■ EXERCISE ■
Write out every single entry exactly.

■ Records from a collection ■
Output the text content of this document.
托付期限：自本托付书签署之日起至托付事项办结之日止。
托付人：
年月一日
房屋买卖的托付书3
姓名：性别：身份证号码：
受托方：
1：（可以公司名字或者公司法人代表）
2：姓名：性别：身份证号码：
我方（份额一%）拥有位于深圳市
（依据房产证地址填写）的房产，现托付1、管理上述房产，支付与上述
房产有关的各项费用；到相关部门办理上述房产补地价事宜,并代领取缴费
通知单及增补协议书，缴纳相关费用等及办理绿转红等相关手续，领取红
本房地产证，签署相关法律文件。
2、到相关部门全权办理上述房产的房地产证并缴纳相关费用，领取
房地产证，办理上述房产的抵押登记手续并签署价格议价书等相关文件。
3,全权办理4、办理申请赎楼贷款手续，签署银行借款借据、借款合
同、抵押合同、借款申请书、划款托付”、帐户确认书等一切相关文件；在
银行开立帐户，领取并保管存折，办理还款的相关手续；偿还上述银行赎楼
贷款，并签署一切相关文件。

■ RESULT FOR THIS TASK ■
Output the text content of this document.
托付期限：自本托付书签署之日起至托付事项办结之日止。
托付人：
年月一日
房屋买卖的托付书3
姓名：性别：身份证号码：
受托方：
1：（可以公司名字或者公司法人代表）
2：姓名：性别：身份证号码：
我方（份额一%）拥有位于深圳市
（依据房产证地址填写）的房产，现托付1、管理上述房产，支付与上述
房产有关的各项费用；到相关部门办理上述房产补地价事宜,并代领取缴费
通知单及增补协议书，缴纳相关费用等及办理绿转红等相关手续，领取红
本房地产证，签署相关法律文件。
2、到相关部门全权办理上述房产的房地产证并缴纳相关费用，领取
房地产证，办理上述房产的抵押登记手续并签署价格议价书等相关文件。
3,全权办理4、办理申请赎楼贷款手续，签署银行借款借据、借款合
同、抵押合同、借款申请书、划款托付”、帐户确认书等一切相关文件；在
银行开立帐户，领取并保管存折，办理还款的相关手续；偿还上述银行赎楼
贷款，并签署一切相关文件。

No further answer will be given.